Exercise objective:
Starting at the line that contains "Serialize everything readable", quote every line through the end of the entries, word for word, skipping the pictures.

Records shown:
↓↓↓

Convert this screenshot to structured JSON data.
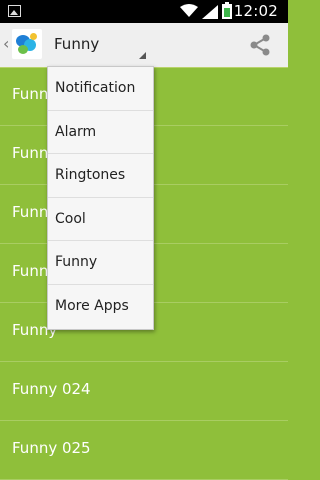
{
  "status_bar": {
    "time": "12:02"
  },
  "action_bar": {
    "title": "Funny"
  },
  "list": {
    "items": [
      {
        "label": "Funny"
      },
      {
        "label": "Funny"
      },
      {
        "label": "Funny"
      },
      {
        "label": "Funny"
      },
      {
        "label": "Funny"
      },
      {
        "label": "Funny 024"
      },
      {
        "label": "Funny 025"
      }
    ]
  },
  "dropdown": {
    "items": [
      {
        "label": "Notification"
      },
      {
        "label": "Alarm"
      },
      {
        "label": "Ringtones"
      },
      {
        "label": "Cool"
      },
      {
        "label": "Funny"
      },
      {
        "label": "More Apps"
      }
    ]
  },
  "colors": {
    "list_background": "#8fbf3a",
    "action_bar": "#efefef",
    "dropdown": "#f6f6f6"
  }
}
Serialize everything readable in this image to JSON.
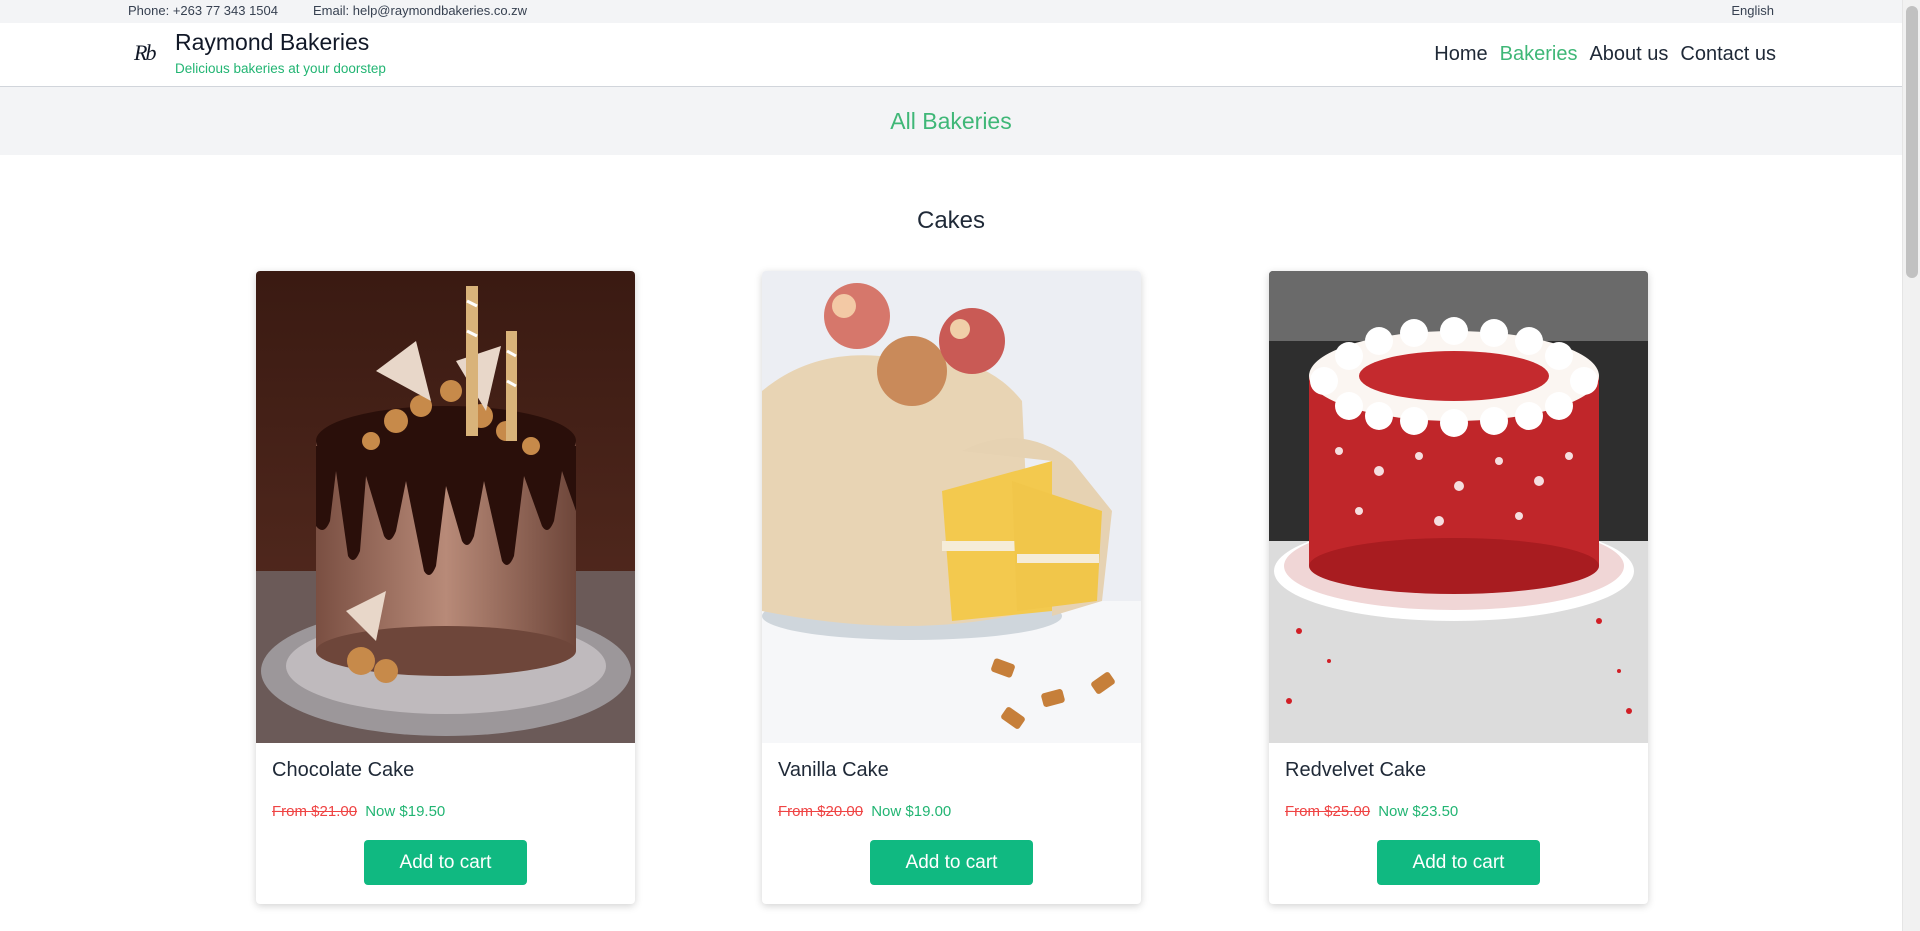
{
  "topbar": {
    "phone": "Phone: +263 77 343 1504",
    "email": "Email: help@raymondbakeries.co.zw",
    "language": "English"
  },
  "header": {
    "logo_text": "Rb",
    "brand_name": "Raymond Bakeries",
    "tagline": "Delicious bakeries at your doorstep",
    "nav": [
      {
        "label": "Home",
        "active": false
      },
      {
        "label": "Bakeries",
        "active": true
      },
      {
        "label": "About us",
        "active": false
      },
      {
        "label": "Contact us",
        "active": false
      }
    ]
  },
  "page_title": "All Bakeries",
  "section": {
    "heading": "Cakes",
    "products": [
      {
        "name": "Chocolate Cake",
        "old_price": "From $21.00",
        "new_price": "Now $19.50",
        "button": "Add to cart"
      },
      {
        "name": "Vanilla Cake",
        "old_price": "From $20.00",
        "new_price": "Now $19.00",
        "button": "Add to cart"
      },
      {
        "name": "Redvelvet Cake",
        "old_price": "From $25.00",
        "new_price": "Now $23.50",
        "button": "Add to cart"
      }
    ]
  },
  "colors": {
    "accent_green": "#3fb777",
    "button_green": "#10b981",
    "strike_red": "#ef4444",
    "band_gray": "#f3f4f6"
  }
}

↑↑↑

Complete response:
Serialize everything readable in this image to JSON.
{
  "topbar": {
    "phone": "Phone: +263 77 343 1504",
    "email": "Email: help@raymondbakeries.co.zw",
    "language": "English"
  },
  "header": {
    "logo_text": "Rb",
    "brand_name": "Raymond Bakeries",
    "tagline": "Delicious bakeries at your doorstep",
    "nav": [
      {
        "label": "Home",
        "active": false
      },
      {
        "label": "Bakeries",
        "active": true
      },
      {
        "label": "About us",
        "active": false
      },
      {
        "label": "Contact us",
        "active": false
      }
    ]
  },
  "page_title": "All Bakeries",
  "section": {
    "heading": "Cakes",
    "products": [
      {
        "name": "Chocolate Cake",
        "old_price": "From $21.00",
        "new_price": "Now $19.50",
        "button": "Add to cart"
      },
      {
        "name": "Vanilla Cake",
        "old_price": "From $20.00",
        "new_price": "Now $19.00",
        "button": "Add to cart"
      },
      {
        "name": "Redvelvet Cake",
        "old_price": "From $25.00",
        "new_price": "Now $23.50",
        "button": "Add to cart"
      }
    ]
  },
  "colors": {
    "accent_green": "#3fb777",
    "button_green": "#10b981",
    "strike_red": "#ef4444",
    "band_gray": "#f3f4f6"
  }
}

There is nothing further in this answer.